Data excerpts -
━━━━━━━━━━

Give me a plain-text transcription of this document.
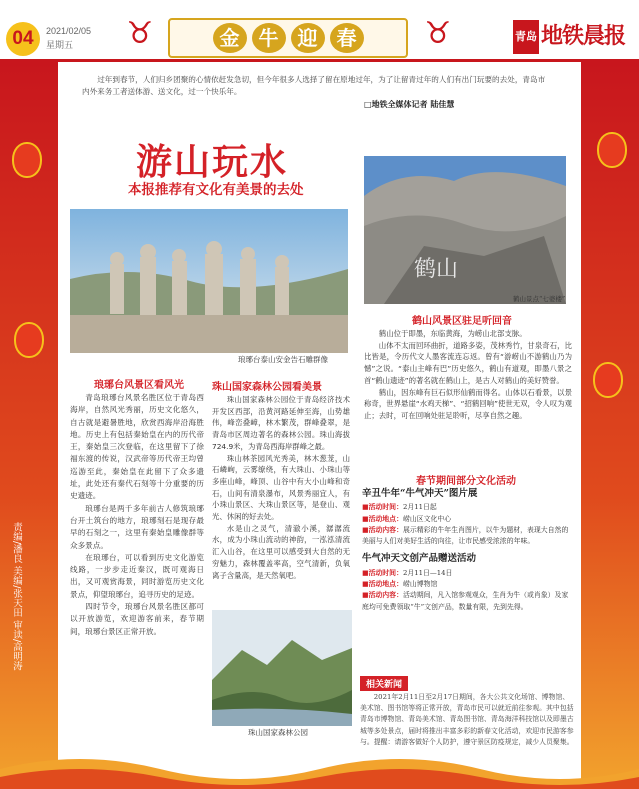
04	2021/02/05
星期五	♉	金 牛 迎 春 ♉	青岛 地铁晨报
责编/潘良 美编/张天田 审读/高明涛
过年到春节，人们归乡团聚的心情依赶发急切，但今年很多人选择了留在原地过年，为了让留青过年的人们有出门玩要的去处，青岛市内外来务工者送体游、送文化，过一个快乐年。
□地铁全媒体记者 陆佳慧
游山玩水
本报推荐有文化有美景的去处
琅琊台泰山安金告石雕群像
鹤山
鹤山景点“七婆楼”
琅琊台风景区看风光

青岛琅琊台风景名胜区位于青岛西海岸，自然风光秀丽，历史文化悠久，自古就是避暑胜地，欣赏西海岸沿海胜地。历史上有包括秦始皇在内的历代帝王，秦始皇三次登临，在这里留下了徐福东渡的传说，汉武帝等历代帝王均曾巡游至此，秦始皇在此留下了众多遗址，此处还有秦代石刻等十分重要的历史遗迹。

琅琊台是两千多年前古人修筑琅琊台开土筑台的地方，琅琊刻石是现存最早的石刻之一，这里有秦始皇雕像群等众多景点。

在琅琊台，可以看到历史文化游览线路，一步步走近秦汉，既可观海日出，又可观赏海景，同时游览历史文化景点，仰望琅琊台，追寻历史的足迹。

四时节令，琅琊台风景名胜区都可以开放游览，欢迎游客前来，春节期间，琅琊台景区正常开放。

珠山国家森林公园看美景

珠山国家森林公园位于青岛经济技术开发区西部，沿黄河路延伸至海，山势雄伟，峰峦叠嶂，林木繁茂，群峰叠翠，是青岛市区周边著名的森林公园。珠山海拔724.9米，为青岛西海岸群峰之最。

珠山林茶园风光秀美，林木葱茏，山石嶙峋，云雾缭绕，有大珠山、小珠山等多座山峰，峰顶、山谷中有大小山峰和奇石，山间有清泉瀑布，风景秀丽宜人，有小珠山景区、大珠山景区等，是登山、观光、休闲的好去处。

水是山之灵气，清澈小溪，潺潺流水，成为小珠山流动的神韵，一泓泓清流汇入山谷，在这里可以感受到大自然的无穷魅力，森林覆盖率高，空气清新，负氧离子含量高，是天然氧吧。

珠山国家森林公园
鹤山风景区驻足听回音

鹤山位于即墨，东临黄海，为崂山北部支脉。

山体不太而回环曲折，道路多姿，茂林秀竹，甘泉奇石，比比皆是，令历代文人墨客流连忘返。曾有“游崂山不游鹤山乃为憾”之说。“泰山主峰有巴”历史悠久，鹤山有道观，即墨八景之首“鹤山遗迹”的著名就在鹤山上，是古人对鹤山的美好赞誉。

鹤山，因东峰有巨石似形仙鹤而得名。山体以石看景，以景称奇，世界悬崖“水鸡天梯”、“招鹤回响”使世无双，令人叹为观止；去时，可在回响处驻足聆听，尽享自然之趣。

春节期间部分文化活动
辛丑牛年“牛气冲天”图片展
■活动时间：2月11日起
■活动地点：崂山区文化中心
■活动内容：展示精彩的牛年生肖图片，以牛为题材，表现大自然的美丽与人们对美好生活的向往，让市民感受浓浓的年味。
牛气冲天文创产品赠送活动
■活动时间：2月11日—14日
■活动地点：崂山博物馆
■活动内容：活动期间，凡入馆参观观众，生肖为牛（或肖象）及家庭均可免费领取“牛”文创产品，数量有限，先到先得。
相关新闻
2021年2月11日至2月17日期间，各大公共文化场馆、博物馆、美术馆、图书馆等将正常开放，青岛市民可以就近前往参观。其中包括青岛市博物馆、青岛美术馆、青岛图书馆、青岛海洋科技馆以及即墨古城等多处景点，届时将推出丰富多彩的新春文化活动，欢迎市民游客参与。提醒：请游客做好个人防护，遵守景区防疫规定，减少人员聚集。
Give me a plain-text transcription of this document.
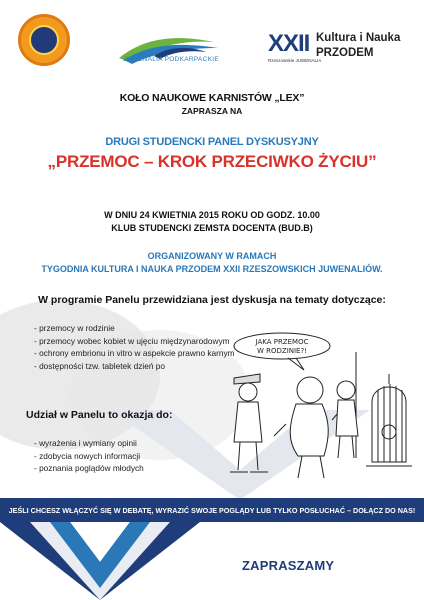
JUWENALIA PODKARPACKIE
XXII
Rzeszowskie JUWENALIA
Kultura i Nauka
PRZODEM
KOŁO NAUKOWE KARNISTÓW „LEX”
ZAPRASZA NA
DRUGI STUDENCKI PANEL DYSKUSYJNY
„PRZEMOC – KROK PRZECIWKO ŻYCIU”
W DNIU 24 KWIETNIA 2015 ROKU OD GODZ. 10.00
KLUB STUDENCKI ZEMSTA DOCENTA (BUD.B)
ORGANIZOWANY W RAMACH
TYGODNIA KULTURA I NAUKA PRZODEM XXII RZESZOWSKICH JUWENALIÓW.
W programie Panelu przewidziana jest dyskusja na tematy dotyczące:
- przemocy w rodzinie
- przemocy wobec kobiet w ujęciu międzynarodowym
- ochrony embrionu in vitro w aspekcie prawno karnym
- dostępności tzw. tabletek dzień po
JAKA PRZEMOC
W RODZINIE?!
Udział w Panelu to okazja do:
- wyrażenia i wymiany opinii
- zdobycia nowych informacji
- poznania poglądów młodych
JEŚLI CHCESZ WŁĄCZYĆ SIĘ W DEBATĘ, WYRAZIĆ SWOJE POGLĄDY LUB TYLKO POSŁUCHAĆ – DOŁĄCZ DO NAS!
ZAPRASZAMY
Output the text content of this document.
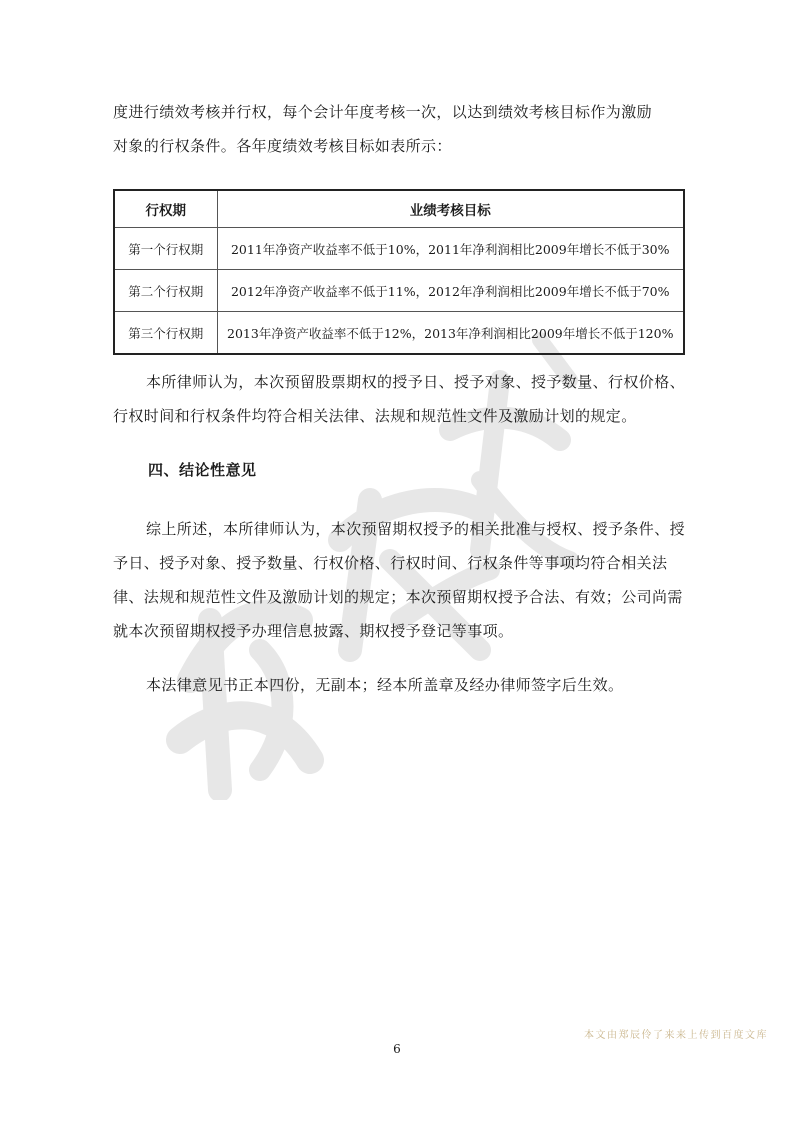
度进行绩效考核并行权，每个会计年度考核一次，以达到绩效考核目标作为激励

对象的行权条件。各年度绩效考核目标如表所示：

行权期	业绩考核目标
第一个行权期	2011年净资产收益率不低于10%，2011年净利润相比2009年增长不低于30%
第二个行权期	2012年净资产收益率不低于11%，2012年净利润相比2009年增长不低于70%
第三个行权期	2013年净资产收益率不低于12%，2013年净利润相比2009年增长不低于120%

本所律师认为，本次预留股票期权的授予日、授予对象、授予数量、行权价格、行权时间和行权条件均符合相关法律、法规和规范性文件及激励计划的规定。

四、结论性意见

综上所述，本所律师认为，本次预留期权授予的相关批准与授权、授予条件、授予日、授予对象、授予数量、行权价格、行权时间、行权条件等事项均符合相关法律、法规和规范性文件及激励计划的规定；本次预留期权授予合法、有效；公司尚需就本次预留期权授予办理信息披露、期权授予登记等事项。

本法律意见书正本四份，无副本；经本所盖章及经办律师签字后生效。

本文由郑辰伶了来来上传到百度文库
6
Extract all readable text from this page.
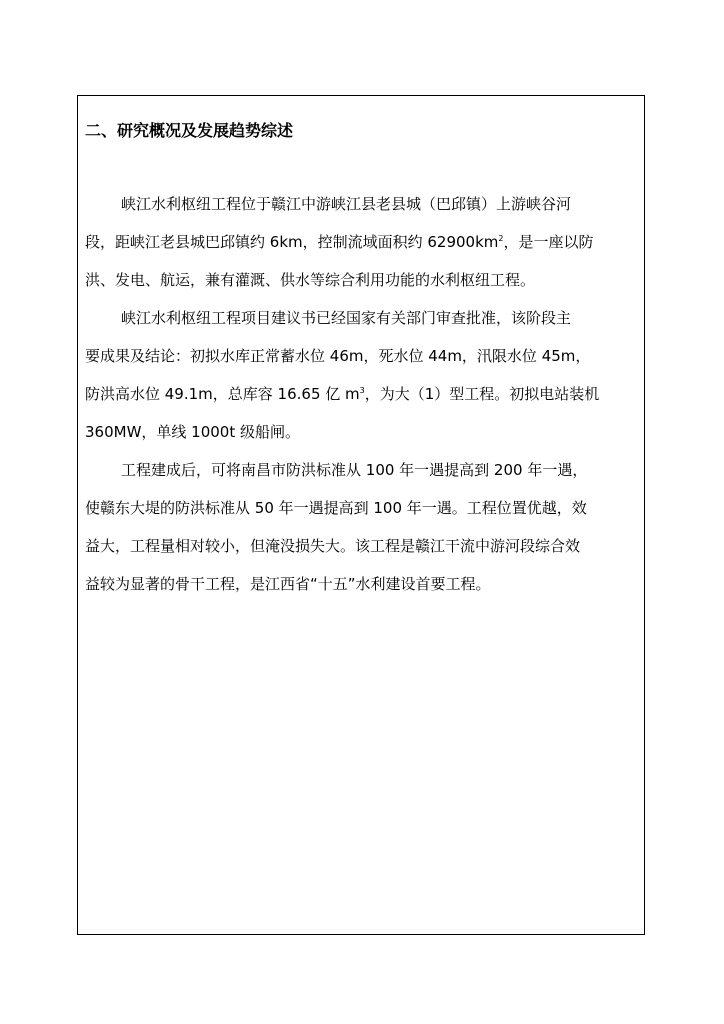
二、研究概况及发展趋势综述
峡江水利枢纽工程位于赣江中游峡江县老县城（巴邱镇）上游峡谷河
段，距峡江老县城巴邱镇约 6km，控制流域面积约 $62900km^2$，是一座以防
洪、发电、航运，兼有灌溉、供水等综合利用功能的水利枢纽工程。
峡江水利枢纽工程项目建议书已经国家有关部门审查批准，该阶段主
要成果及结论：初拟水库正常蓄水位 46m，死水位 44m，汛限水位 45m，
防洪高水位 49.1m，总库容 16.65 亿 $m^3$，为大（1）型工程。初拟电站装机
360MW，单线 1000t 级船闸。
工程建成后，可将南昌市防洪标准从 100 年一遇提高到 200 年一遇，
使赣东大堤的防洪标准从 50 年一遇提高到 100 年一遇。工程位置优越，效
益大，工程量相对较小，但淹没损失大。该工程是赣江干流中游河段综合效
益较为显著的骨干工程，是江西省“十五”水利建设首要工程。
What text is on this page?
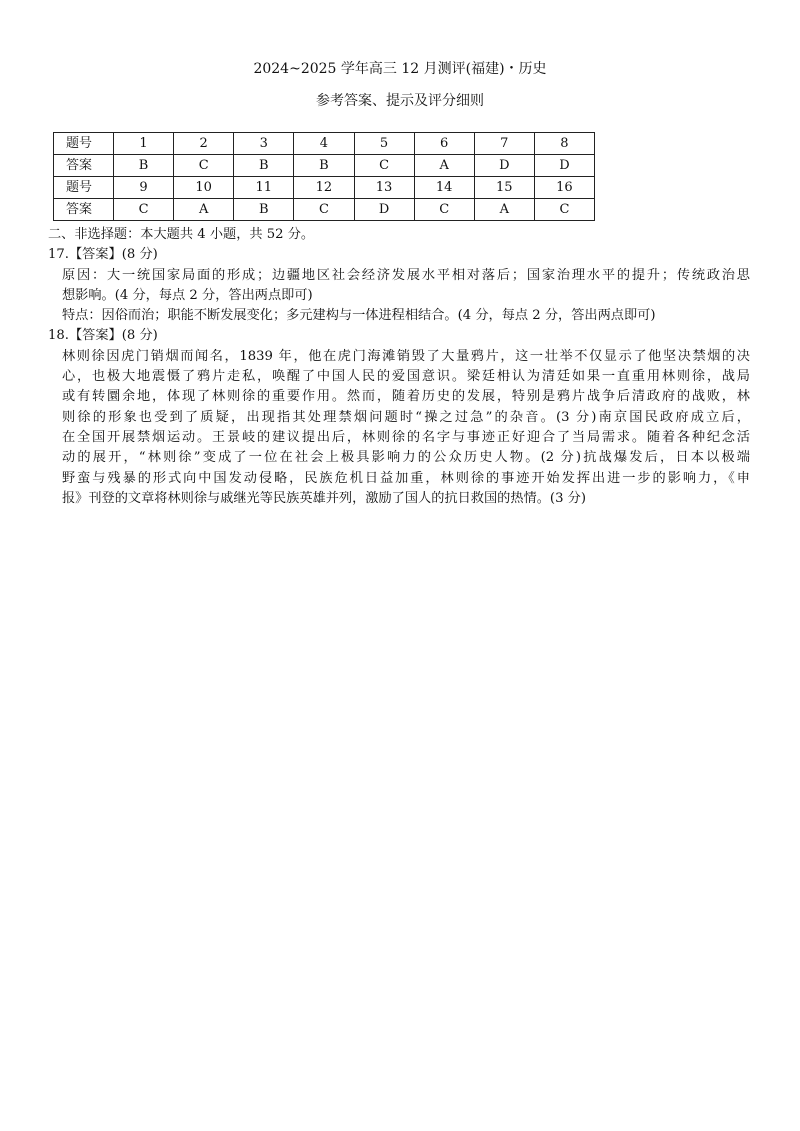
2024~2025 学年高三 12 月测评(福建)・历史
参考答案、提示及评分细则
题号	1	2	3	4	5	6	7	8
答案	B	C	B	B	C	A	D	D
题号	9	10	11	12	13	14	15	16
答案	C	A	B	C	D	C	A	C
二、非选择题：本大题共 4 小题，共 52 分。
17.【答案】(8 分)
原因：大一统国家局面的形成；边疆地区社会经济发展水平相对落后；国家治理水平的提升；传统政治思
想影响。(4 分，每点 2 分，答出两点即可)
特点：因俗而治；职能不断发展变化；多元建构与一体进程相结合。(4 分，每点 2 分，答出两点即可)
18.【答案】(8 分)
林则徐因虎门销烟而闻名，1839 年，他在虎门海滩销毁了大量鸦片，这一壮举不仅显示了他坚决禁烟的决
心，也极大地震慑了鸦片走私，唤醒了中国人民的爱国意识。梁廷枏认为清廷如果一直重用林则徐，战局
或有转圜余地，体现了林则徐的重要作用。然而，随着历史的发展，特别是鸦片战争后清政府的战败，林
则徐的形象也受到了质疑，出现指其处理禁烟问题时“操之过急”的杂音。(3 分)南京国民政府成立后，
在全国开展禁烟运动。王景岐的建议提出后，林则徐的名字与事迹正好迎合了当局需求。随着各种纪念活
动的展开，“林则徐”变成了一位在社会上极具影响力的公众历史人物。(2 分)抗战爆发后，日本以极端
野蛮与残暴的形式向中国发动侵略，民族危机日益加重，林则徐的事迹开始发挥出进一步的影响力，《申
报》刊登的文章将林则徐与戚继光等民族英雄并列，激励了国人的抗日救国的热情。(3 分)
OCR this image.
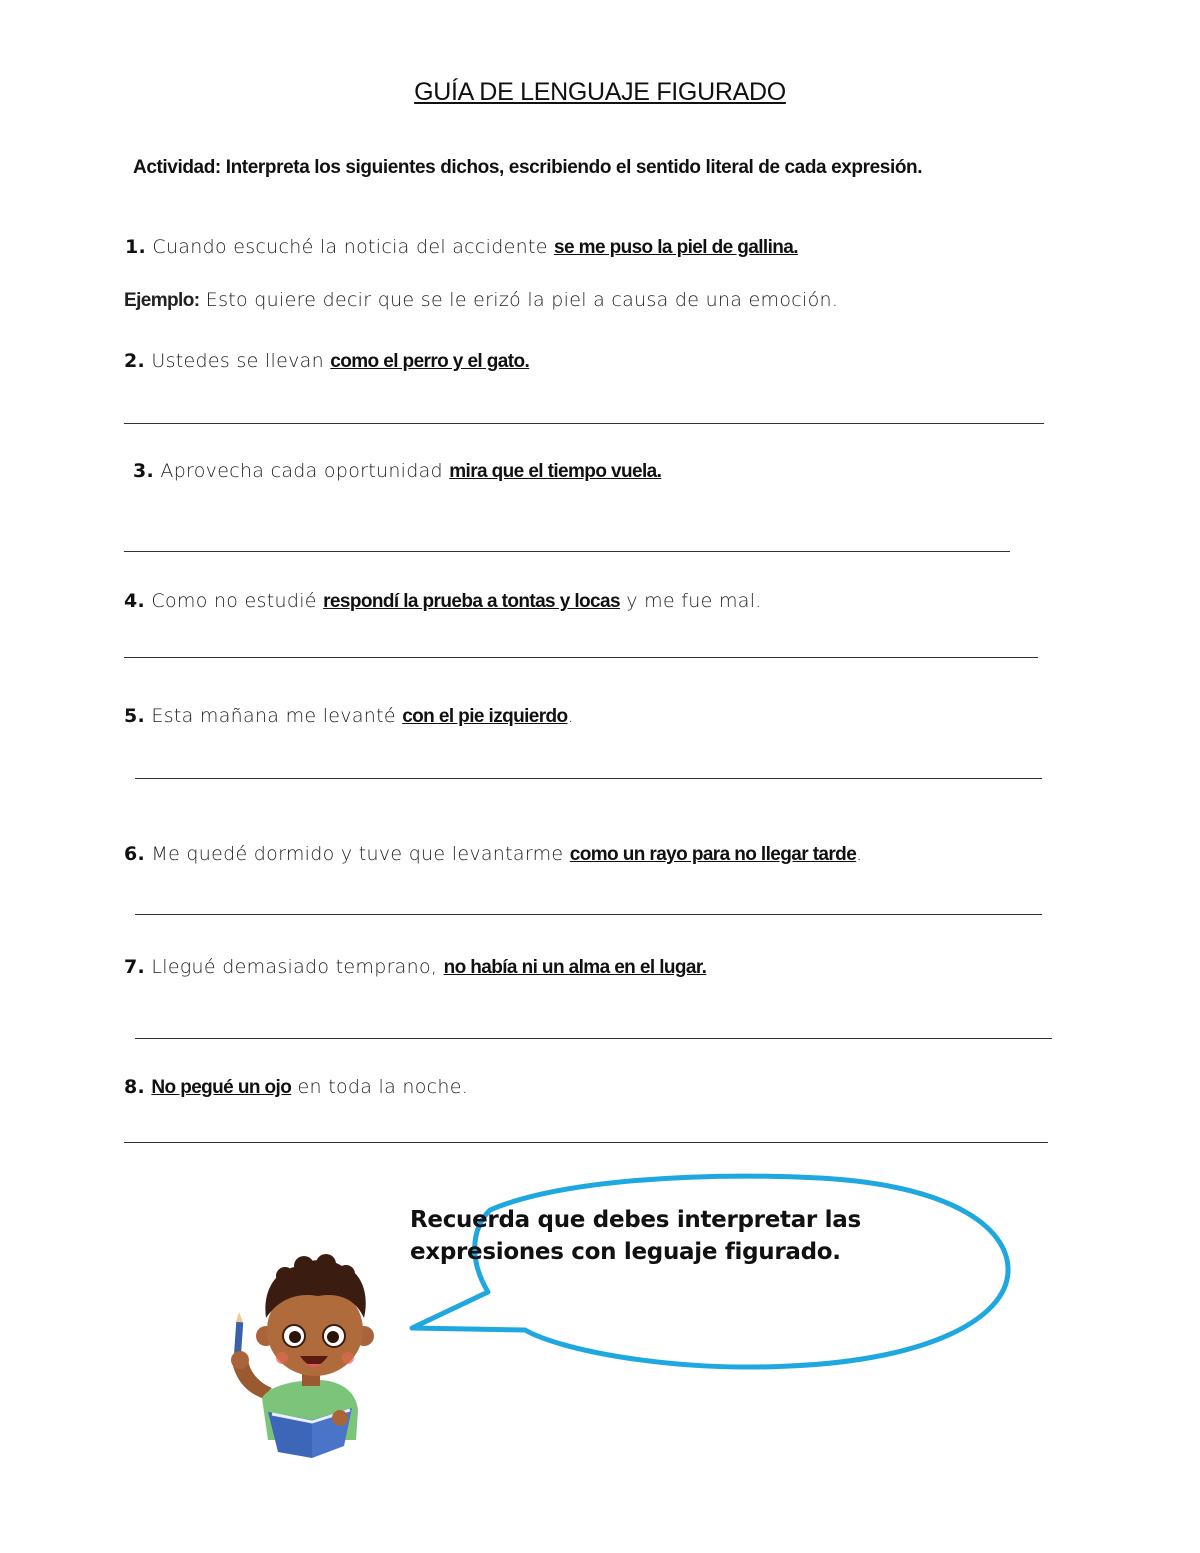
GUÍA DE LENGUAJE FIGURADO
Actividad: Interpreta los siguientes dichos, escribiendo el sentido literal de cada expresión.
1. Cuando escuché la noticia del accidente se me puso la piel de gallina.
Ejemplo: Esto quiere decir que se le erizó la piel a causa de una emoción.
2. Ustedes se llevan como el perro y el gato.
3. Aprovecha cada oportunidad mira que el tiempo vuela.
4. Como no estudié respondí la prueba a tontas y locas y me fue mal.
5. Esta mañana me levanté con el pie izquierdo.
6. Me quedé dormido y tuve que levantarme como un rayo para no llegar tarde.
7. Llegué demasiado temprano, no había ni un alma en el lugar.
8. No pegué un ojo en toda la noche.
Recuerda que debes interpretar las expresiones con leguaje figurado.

━━━━━━━━━━

WHAT THE TASK ASKS -
State the number of lines that contain the string "JUWENALIA", with no other words.

FINAL RESULT -
2